#### Supplied records ####

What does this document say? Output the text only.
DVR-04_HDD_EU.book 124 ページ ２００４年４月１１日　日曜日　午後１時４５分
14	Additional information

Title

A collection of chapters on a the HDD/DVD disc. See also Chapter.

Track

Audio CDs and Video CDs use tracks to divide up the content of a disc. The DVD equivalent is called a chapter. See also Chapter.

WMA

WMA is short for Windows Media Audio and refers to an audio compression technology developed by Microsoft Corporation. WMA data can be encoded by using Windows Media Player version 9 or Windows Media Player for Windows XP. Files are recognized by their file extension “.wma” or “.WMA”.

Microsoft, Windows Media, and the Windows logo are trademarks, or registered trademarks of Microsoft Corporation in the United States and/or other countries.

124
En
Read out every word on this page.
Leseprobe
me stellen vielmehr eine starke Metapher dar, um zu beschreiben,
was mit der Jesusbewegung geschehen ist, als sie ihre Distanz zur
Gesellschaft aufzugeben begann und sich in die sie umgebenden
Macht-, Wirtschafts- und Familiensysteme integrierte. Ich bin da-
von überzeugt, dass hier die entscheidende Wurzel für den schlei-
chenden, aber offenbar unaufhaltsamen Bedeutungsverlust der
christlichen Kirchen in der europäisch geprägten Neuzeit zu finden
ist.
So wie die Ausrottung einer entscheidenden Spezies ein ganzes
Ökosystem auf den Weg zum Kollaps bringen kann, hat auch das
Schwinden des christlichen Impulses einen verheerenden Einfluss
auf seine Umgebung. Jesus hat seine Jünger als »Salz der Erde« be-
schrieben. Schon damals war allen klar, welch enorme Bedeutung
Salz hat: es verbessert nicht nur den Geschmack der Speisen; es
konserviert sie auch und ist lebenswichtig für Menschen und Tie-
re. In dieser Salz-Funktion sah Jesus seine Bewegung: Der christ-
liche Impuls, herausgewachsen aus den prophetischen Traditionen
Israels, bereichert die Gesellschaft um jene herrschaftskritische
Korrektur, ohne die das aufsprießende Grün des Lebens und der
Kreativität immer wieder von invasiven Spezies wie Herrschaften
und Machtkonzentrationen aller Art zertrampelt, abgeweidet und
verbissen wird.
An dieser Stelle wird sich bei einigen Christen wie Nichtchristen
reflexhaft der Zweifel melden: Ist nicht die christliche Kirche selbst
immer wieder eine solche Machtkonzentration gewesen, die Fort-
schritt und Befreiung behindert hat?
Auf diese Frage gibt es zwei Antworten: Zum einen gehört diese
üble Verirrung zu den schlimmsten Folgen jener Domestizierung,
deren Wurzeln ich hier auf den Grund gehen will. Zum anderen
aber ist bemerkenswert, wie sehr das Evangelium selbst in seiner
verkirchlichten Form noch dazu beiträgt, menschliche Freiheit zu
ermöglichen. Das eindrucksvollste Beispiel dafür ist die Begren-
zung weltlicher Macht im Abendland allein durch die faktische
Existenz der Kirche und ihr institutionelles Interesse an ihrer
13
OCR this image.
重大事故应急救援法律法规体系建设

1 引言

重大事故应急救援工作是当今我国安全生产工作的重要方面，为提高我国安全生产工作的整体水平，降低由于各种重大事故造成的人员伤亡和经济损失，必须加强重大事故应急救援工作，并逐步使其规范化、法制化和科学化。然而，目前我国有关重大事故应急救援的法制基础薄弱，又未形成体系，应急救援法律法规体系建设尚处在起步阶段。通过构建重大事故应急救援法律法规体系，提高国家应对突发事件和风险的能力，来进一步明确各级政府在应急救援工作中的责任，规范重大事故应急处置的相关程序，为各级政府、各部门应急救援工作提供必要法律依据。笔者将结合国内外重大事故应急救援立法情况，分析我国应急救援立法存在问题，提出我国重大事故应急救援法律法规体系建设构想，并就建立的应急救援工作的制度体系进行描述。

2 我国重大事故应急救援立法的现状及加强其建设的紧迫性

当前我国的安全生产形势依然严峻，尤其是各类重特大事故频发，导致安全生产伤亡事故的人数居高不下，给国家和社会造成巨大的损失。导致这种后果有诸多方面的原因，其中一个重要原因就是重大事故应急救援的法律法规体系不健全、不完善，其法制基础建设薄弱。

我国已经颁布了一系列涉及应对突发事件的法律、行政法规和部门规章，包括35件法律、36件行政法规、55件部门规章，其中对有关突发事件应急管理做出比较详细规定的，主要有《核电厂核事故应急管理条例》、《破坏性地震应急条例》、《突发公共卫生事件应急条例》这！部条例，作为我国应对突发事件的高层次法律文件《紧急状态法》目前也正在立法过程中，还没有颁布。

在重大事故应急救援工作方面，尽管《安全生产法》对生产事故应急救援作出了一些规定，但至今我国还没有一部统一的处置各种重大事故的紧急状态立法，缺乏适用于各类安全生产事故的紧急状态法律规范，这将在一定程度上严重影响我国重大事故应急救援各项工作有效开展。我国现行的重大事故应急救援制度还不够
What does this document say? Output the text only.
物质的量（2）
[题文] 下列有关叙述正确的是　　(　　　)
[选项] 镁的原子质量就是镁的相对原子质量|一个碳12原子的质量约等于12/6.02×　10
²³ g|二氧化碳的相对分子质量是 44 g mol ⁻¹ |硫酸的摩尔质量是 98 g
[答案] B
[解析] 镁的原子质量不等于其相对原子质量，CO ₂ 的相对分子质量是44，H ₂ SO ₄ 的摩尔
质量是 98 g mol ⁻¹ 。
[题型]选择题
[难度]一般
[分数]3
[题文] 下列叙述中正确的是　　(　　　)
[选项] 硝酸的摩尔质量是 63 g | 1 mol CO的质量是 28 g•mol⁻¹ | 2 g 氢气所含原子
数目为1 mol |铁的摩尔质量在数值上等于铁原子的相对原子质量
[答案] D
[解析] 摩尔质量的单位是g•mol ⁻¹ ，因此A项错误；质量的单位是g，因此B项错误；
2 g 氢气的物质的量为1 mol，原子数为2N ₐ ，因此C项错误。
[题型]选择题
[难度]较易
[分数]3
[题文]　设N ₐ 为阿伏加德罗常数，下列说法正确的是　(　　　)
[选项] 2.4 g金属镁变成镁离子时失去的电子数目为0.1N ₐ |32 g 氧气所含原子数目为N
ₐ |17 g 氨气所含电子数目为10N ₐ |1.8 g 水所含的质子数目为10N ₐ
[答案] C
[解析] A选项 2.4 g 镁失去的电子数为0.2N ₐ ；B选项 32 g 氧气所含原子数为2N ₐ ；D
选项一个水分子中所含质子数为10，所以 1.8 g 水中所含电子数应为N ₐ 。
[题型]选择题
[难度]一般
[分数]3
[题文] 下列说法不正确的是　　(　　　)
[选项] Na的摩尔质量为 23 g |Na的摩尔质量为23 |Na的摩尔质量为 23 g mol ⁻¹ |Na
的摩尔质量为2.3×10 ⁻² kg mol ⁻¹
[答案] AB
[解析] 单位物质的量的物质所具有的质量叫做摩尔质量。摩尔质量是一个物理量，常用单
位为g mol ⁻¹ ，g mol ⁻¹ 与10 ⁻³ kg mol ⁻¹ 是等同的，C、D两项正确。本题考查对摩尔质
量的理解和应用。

####

What you are asked to do: Search the records for the word "dieser". Copy every line that has it.

Output of the task:
re. In dieser Salz-Funktion sah Jesus seine Bewegung: Der christ-
An dieser Stelle wird sich bei einigen Christen wie Nichtchristen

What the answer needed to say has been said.